*CONSIGNES DE LA TÂCHE:* Dans l'arrêt de la cour d'appel de Lyon, à quelle date les plaidoiries ont-elles été tenues en audience publique ? Répondez en une phrase, s'il vous plaît.
··· TEXTE FOURNI ···
R. G : 10/ 03573
COUR D'APPEL DE LYON 8ème chambre ARRET DU 22 Novembre 2011
Décision du Tribunal de Grande Instance de LYON Au fond du 03 décembre 2009
RG : 2009/ 05850 ch no3
SOCIETE LE HAMEAU DE SAINT-ALBIN
C/
X... Y...
APPELANTE :
SCI LE HAMEAU DE SAINT-ALBIN représentée par ses dirigeants légaux 1 avenue Félix Faure 69007 LYON
représentée par la SCP BAUFUME-SOURBE, avoués à la Cour assistée de la SELARL REBOTIER ROSSI ET ASSOCIES, avocats au barreau de LYON représentée par Me GRAS, avocat
INTIMES :
Monsieur Lucien X... né le 25 Octobre 1945 à TASSILLE (72540)... 38480 SAINT ALBIN DE VAULSERRE
représenté par Me Annie GUILLAUME, avoué à la Cour assisté de Me Catherine LEVY-ALLALI, avocat au barreau de LYON
Madame Nelly Y... épouse X... née le 04 Janvier 1947 à LOUE (72540)... 38480 SAINT ALBIN DE VAULSERRE
représentée par Me Annie GUILLAUME, avoué à la Cour assistée de Me Catherine LEVY-ALLALI, avocat au barreau de LYON
Date de clôture de l'instruction : 06 Juin 2011 Date des plaidoiries tenues en audience publique : 11 Octobre 2011 Date de mise à disposition : 22 Novembre 2011
Composition de la Cour lors des débats et du délibéré :- Pascal VENCENT, président-Dominique DEFRASNE, conseiller-Françoise CLEMENT, conseiller assistés pendant les débats de Nicole MONTAGNE, greffier.
A l'audience, Pascal VENCENT a fait le rapport, conformément à l'article 785 du code de procédure civile.
Arrêt Contradictoire rendu publiquement par mise à disposition au greffe de la cour d'appel, les parties en ayant été préalablement avisées dans les conditions prévues à l'article 450 alinéa 2 du code de procédure civile,
Signé par Pascal VENCENT, président, et par Nicole MONTAGNE, greffier, auquel la minute a été remise par le magistrat signataire.
··· SECTION DES DONNÉES ···
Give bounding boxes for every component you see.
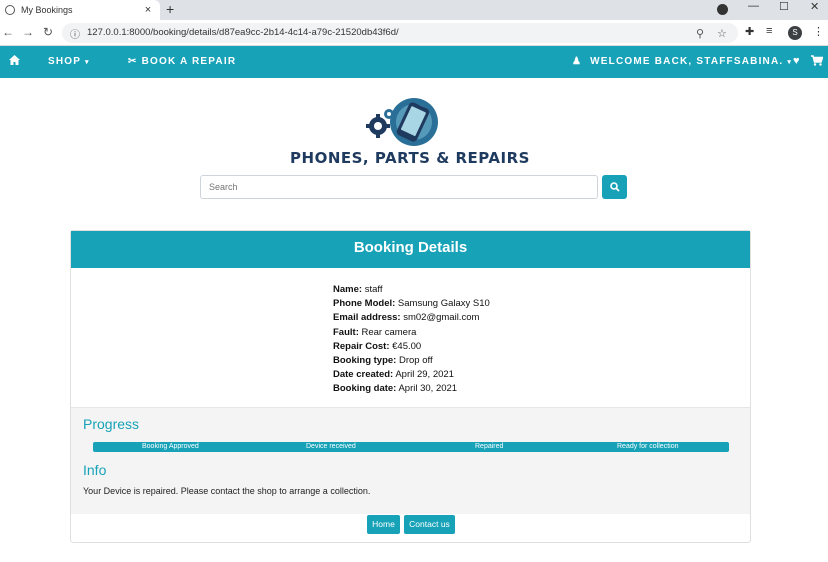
···
*RÉSULTAT DE LA TÂCHE:* Les plaidoiries ont été tenues en audience publique le 11 octobre 2011.